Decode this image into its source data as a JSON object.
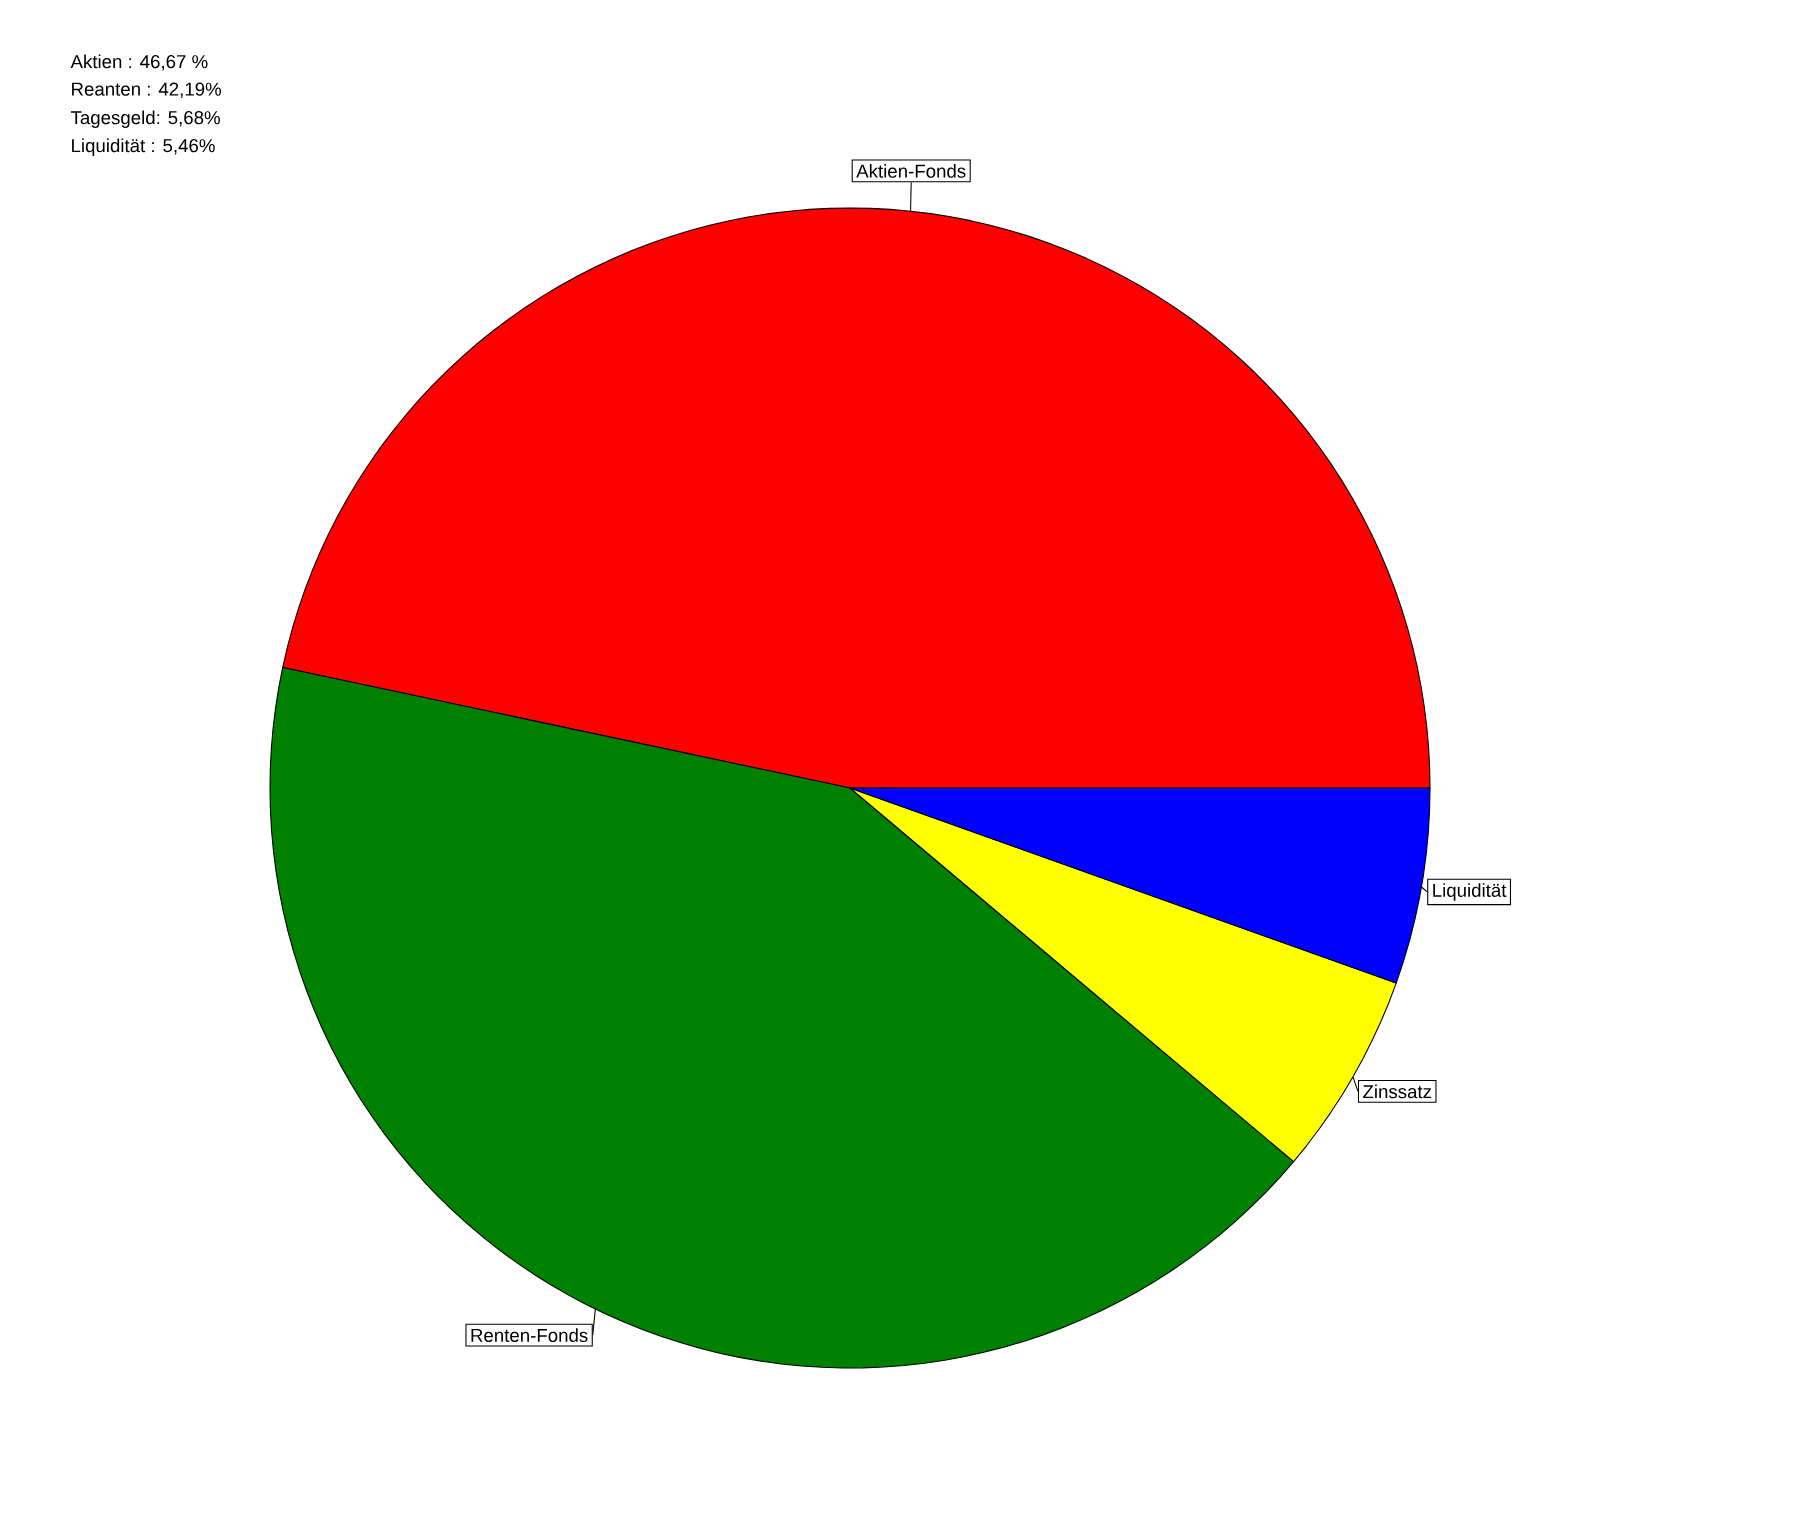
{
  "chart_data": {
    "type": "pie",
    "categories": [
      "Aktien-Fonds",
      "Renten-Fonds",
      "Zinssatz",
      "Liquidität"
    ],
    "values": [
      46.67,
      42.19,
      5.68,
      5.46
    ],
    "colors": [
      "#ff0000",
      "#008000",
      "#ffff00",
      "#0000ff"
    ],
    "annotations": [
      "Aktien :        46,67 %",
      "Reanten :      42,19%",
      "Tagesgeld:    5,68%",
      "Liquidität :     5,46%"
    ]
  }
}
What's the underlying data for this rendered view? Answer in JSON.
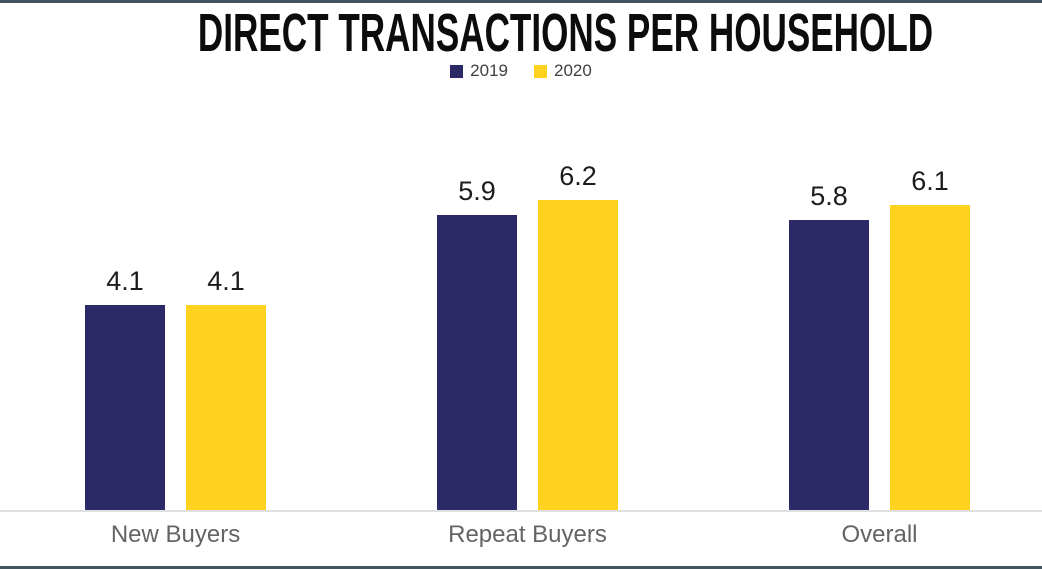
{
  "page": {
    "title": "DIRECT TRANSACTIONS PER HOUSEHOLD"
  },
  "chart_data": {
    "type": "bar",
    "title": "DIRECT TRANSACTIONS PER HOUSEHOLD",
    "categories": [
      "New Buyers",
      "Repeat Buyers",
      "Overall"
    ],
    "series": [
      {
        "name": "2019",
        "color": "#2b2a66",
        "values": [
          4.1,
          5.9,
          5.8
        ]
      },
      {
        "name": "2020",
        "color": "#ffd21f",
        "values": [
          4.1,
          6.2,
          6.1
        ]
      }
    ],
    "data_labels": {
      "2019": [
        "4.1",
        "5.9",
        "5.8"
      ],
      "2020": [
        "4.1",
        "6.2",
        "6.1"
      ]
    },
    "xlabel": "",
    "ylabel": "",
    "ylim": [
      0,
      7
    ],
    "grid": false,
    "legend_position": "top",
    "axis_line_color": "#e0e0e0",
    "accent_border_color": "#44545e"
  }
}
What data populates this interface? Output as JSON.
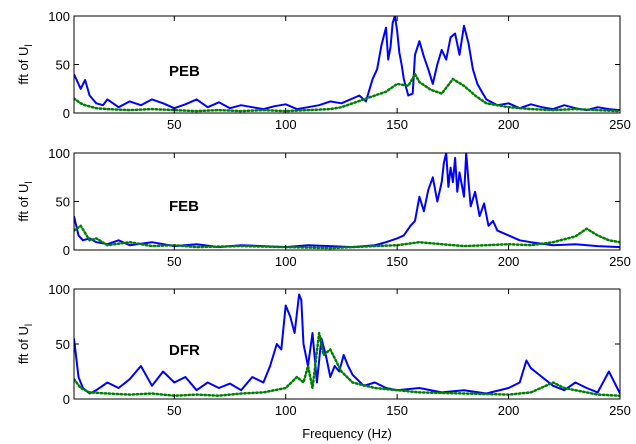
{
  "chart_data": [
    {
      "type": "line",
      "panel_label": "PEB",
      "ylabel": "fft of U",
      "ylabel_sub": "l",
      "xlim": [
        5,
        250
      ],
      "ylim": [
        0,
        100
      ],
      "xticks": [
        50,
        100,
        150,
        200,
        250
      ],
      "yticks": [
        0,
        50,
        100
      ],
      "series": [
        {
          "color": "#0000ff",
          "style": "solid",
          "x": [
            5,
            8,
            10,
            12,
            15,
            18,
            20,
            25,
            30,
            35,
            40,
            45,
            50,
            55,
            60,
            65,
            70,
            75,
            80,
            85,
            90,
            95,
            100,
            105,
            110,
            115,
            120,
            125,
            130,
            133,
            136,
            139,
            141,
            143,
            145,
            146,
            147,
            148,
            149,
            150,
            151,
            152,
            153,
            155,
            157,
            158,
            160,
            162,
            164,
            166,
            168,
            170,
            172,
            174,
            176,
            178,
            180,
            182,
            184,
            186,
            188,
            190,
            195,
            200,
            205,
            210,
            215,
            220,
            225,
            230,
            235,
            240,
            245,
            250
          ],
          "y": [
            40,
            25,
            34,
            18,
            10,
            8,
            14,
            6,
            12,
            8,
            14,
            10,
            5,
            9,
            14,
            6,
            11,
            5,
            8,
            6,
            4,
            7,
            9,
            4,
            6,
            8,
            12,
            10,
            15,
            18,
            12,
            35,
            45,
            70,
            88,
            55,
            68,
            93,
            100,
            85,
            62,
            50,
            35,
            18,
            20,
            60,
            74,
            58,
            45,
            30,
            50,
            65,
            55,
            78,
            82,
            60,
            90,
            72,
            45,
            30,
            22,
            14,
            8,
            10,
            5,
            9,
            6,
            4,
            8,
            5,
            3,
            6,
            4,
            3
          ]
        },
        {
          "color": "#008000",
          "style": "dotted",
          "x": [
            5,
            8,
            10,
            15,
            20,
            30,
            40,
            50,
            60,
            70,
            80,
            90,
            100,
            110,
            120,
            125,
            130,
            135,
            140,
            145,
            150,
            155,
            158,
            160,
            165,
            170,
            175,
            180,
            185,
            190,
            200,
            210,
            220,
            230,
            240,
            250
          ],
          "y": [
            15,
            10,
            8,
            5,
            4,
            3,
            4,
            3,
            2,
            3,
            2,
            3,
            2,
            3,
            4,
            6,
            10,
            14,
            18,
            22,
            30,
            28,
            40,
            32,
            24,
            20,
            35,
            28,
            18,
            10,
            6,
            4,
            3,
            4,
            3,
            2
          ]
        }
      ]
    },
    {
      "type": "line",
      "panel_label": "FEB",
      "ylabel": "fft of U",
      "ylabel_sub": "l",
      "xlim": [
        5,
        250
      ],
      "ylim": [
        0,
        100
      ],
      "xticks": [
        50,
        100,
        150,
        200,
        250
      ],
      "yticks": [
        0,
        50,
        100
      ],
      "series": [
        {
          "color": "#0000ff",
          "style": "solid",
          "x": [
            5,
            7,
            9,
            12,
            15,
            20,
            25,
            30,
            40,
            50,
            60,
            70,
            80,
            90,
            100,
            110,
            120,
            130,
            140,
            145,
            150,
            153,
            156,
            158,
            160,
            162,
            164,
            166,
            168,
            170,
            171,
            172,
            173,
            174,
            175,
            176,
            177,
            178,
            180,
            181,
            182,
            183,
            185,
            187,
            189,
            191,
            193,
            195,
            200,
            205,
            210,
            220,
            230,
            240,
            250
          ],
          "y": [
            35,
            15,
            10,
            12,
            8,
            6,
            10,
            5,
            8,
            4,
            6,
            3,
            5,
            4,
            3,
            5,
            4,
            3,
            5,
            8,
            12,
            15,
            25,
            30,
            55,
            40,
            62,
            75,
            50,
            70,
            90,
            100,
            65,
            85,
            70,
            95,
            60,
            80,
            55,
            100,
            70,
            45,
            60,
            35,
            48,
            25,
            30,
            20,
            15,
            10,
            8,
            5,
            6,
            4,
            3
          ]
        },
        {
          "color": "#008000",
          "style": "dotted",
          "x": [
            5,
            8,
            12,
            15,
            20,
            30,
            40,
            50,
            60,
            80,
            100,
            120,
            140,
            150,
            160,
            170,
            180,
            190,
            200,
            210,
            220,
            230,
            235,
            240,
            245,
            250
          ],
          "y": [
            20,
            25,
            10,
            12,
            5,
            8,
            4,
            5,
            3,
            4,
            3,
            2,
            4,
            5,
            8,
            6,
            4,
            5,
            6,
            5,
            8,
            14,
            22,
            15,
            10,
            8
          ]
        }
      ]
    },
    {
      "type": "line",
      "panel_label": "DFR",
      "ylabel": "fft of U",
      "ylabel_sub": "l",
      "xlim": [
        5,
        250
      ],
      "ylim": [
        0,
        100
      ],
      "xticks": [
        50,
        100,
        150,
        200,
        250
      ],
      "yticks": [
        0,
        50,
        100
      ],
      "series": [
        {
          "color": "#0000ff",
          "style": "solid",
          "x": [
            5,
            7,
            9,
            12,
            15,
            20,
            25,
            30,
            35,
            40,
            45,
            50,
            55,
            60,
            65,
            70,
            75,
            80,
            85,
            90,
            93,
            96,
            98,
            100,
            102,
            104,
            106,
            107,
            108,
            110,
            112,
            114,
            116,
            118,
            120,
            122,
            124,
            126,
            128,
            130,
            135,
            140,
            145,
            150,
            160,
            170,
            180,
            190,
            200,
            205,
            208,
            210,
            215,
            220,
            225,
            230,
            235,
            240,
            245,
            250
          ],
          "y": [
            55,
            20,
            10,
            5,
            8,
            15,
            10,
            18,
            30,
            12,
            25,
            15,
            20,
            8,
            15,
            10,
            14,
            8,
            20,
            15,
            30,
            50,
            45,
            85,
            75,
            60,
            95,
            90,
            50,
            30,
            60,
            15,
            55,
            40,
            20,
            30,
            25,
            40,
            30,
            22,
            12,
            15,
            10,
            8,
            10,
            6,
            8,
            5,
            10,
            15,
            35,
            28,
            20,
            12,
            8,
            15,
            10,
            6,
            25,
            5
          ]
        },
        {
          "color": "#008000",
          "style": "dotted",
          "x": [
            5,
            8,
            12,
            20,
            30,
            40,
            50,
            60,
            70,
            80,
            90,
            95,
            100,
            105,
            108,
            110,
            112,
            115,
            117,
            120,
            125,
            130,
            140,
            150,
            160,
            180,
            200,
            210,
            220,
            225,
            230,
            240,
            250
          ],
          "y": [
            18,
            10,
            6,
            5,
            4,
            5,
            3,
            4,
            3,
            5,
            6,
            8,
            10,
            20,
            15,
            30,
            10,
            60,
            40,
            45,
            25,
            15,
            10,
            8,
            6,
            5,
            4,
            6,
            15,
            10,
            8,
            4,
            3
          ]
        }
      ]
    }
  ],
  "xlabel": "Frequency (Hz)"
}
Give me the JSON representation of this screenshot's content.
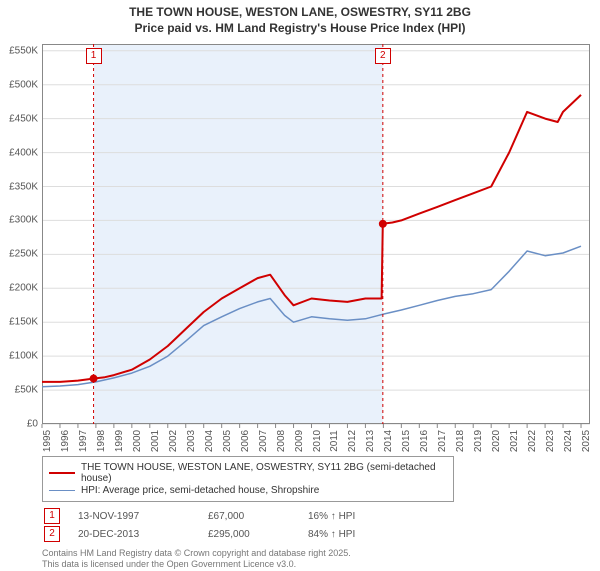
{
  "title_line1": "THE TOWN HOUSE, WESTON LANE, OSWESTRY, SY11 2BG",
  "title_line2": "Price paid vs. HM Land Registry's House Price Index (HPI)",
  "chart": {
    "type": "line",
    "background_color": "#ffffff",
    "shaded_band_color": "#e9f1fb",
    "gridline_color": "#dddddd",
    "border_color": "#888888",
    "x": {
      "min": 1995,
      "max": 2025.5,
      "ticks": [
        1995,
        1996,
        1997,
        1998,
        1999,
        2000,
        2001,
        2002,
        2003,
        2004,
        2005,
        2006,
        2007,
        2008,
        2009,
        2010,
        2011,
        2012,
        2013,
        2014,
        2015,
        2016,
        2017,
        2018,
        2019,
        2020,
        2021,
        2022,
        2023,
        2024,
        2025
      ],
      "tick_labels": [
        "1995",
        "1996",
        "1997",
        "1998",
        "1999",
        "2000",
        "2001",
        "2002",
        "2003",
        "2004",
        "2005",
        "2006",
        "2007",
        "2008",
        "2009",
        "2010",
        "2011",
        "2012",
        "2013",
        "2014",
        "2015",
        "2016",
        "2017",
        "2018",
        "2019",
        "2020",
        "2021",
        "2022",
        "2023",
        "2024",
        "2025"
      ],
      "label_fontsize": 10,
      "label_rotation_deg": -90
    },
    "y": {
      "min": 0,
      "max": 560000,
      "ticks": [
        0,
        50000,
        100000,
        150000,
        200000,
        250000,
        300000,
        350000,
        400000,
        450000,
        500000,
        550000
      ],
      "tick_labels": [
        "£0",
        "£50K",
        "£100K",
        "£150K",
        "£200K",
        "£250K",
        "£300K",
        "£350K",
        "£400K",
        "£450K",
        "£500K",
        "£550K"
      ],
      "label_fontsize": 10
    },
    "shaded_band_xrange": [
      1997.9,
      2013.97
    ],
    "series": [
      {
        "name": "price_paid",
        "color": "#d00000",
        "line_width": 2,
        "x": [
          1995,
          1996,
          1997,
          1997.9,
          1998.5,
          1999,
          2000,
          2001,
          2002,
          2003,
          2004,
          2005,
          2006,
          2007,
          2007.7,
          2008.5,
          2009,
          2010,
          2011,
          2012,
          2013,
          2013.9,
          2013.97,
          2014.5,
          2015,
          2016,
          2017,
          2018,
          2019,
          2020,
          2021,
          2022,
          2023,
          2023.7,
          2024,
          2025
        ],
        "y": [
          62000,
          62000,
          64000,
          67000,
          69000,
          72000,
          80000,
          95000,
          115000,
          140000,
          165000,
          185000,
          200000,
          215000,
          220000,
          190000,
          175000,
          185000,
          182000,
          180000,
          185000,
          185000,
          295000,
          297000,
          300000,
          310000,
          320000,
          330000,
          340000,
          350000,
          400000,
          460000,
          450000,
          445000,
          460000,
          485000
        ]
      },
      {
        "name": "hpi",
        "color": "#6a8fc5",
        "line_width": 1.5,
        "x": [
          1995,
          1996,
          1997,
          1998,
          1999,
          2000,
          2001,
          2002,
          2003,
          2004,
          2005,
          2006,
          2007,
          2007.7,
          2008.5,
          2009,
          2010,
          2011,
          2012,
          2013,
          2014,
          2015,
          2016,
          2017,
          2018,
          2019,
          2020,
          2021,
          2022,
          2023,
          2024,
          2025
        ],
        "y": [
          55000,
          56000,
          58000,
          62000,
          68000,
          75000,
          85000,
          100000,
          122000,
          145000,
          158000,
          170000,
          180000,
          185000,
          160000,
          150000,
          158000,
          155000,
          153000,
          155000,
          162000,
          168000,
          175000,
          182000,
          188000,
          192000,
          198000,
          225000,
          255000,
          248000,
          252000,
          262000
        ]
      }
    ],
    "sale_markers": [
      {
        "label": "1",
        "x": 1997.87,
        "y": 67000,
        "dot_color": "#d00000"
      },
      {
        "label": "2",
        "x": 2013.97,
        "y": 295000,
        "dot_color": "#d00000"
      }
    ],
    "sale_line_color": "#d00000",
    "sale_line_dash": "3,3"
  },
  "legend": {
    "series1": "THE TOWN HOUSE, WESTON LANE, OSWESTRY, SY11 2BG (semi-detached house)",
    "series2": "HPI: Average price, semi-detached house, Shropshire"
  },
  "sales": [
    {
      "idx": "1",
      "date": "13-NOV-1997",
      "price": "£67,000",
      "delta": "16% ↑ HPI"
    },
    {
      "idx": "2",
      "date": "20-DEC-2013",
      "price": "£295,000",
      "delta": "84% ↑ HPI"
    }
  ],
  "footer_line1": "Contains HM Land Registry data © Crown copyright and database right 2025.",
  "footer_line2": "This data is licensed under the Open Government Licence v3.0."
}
#####
▸ Aim:
Show every line from the listing above in which the string "TRANSACTIONS" appears.

▸ Output for this task:
    "title": "DIRECT TRANSACTIONS PER HOUSEHOLD"
    "title": "DIRECT TRANSACTIONS PER HOUSEHOLD",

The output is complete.